Write out the records that appear below, verbatim and complete, but without pictures.

** BEGIN **

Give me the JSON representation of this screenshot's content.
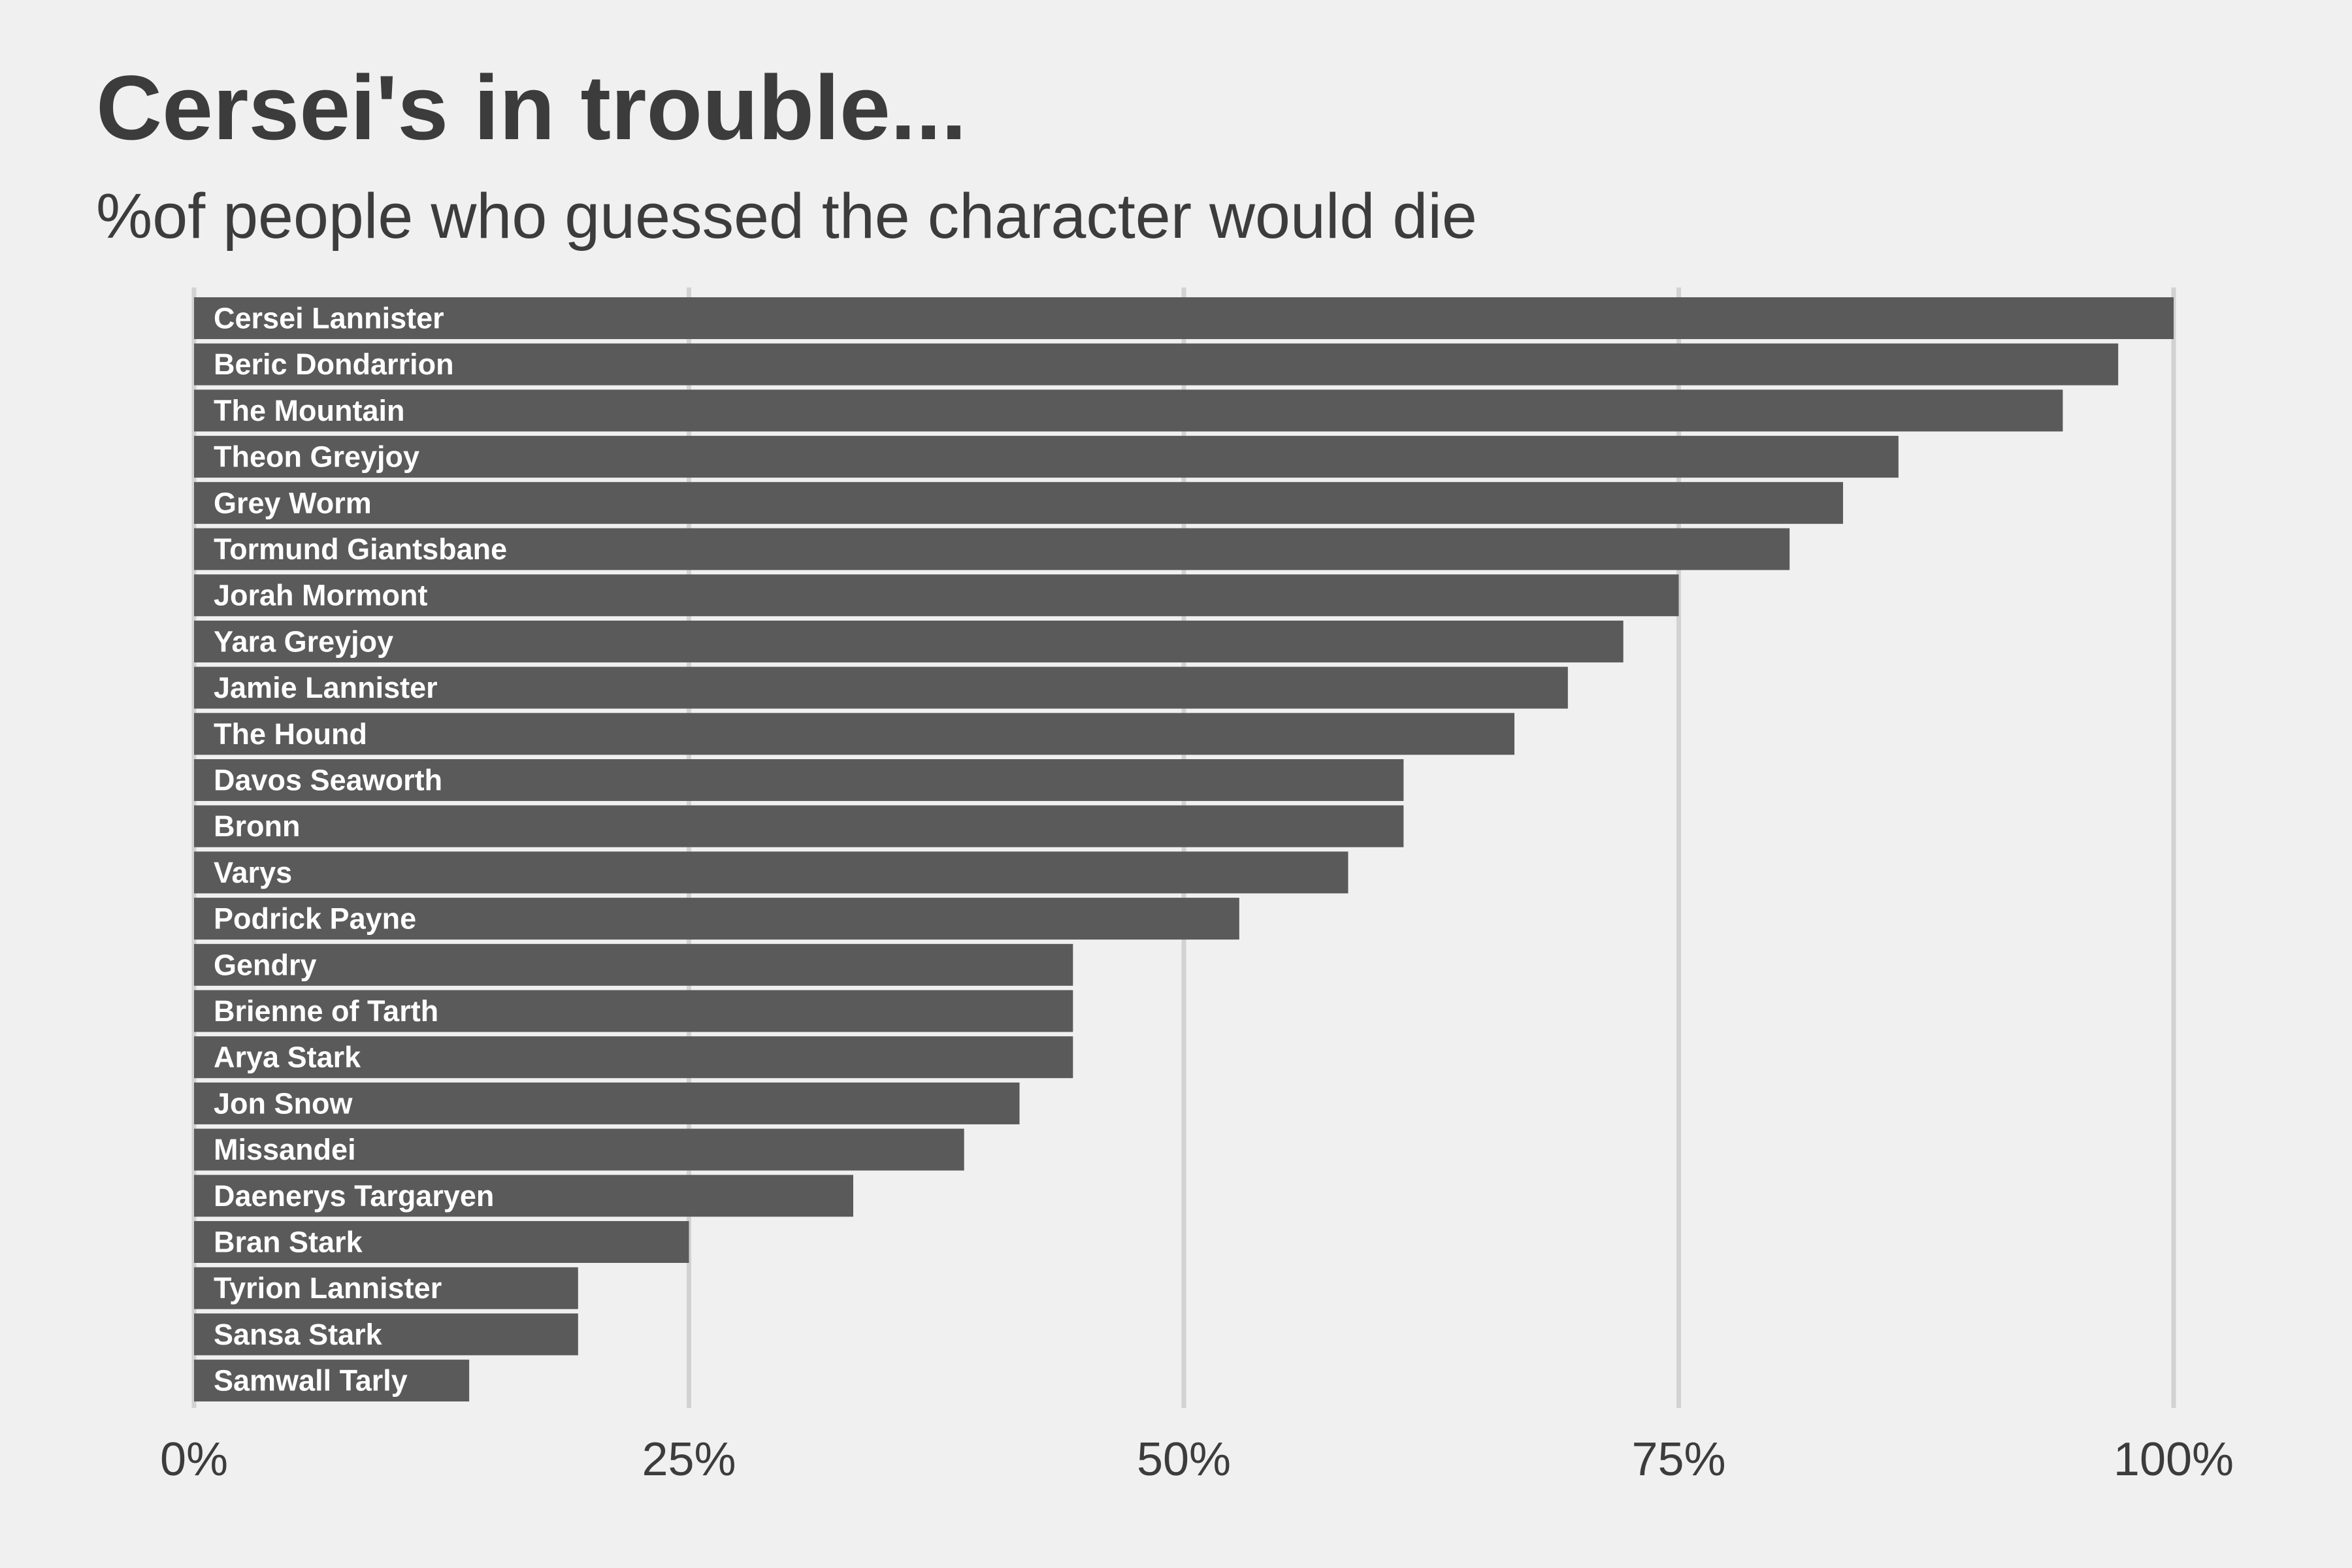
{
  "chart_data": {
    "type": "bar",
    "orientation": "horizontal",
    "title": "Cersei's in trouble...",
    "subtitle": "%of people who guessed the character would die",
    "xlabel": "",
    "ylabel": "",
    "xlim": [
      0,
      100
    ],
    "x_ticks": [
      0,
      25,
      50,
      75,
      100
    ],
    "x_tick_labels": [
      "0%",
      "25%",
      "50%",
      "75%",
      "100%"
    ],
    "grid": "vertical",
    "legend": "none",
    "bar_color": "#5a5a5a",
    "label_color": "#ffffff",
    "background": "#f0f0f0",
    "grid_color": "#d2d2d2",
    "categories": [
      "Cersei Lannister",
      "Beric Dondarrion",
      "The Mountain",
      "Theon Greyjoy",
      "Grey Worm",
      "Tormund Giantsbane",
      "Jorah Mormont",
      "Yara Greyjoy",
      "Jamie Lannister",
      "The Hound",
      "Davos Seaworth",
      "Bronn",
      "Varys",
      "Podrick Payne",
      "Gendry",
      "Brienne of Tarth",
      "Arya Stark",
      "Jon Snow",
      "Missandei",
      "Daenerys Targaryen",
      "Bran Stark",
      "Tyrion Lannister",
      "Sansa Stark",
      "Samwall Tarly"
    ],
    "values": [
      100,
      97.2,
      94.4,
      86.1,
      83.3,
      80.6,
      75.0,
      72.2,
      69.4,
      66.7,
      61.1,
      61.1,
      58.3,
      52.8,
      44.4,
      44.4,
      44.4,
      41.7,
      38.9,
      33.3,
      25.0,
      19.4,
      19.4,
      13.9
    ]
  }
}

** END **

• **Exercise response**:
Give me the JSON representation of this screenshot's content.
{
  "chart_data": {
    "type": "bar",
    "orientation": "horizontal",
    "title": "Cersei's in trouble...",
    "subtitle": "%of people who guessed the character would die",
    "xlabel": "",
    "ylabel": "",
    "xlim": [
      0,
      100
    ],
    "x_ticks": [
      0,
      25,
      50,
      75,
      100
    ],
    "x_tick_labels": [
      "0%",
      "25%",
      "50%",
      "75%",
      "100%"
    ],
    "grid": "vertical",
    "legend": "none",
    "bar_color": "#5a5a5a",
    "label_color": "#ffffff",
    "background": "#f0f0f0",
    "grid_color": "#d2d2d2",
    "categories": [
      "Cersei Lannister",
      "Beric Dondarrion",
      "The Mountain",
      "Theon Greyjoy",
      "Grey Worm",
      "Tormund Giantsbane",
      "Jorah Mormont",
      "Yara Greyjoy",
      "Jamie Lannister",
      "The Hound",
      "Davos Seaworth",
      "Bronn",
      "Varys",
      "Podrick Payne",
      "Gendry",
      "Brienne of Tarth",
      "Arya Stark",
      "Jon Snow",
      "Missandei",
      "Daenerys Targaryen",
      "Bran Stark",
      "Tyrion Lannister",
      "Sansa Stark",
      "Samwall Tarly"
    ],
    "values": [
      100,
      97.2,
      94.4,
      86.1,
      83.3,
      80.6,
      75.0,
      72.2,
      69.4,
      66.7,
      61.1,
      61.1,
      58.3,
      52.8,
      44.4,
      44.4,
      44.4,
      41.7,
      38.9,
      33.3,
      25.0,
      19.4,
      19.4,
      13.9
    ]
  }
}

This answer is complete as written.